§ Aim of the exercise:
Copy every line of the following data that includes the string "samopodobieństwa".
++++ Records provided
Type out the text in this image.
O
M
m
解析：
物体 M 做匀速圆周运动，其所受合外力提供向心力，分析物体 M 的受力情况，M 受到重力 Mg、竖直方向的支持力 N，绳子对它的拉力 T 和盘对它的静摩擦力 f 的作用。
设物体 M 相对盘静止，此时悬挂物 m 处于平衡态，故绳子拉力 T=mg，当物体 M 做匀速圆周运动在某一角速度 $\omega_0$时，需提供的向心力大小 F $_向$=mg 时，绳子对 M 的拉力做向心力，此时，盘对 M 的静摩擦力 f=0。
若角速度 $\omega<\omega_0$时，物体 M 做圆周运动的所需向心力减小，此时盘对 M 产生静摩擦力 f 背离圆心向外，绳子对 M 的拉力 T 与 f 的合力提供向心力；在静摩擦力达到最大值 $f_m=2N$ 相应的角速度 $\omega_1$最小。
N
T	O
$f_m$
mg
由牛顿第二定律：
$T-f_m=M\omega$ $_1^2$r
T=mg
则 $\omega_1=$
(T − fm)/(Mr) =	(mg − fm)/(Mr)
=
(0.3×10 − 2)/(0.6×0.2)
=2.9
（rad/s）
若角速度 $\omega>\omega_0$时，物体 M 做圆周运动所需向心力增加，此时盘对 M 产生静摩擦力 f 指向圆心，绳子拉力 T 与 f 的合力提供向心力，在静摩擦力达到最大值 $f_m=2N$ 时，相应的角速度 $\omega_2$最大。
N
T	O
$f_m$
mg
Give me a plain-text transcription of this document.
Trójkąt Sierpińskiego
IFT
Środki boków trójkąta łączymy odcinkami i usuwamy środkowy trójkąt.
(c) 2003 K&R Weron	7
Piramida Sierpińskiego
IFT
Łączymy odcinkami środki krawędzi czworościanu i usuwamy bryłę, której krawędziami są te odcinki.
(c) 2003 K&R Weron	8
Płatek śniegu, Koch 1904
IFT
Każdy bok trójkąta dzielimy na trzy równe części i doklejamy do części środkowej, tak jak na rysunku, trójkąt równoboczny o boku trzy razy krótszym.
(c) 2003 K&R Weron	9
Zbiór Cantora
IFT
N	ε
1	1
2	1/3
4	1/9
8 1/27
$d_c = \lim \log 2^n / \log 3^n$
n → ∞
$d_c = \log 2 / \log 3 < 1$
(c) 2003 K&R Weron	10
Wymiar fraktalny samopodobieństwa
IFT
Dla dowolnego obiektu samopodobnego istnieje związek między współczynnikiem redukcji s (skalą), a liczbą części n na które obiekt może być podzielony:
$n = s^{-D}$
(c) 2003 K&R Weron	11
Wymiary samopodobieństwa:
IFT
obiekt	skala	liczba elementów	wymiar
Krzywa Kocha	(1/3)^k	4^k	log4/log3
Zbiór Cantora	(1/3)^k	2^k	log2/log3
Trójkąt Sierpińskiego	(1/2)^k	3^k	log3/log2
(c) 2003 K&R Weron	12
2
++++++++
§ Result of the task:
Wymiar fraktalny samopodobieństwa
Wymiary samopodobieństwa:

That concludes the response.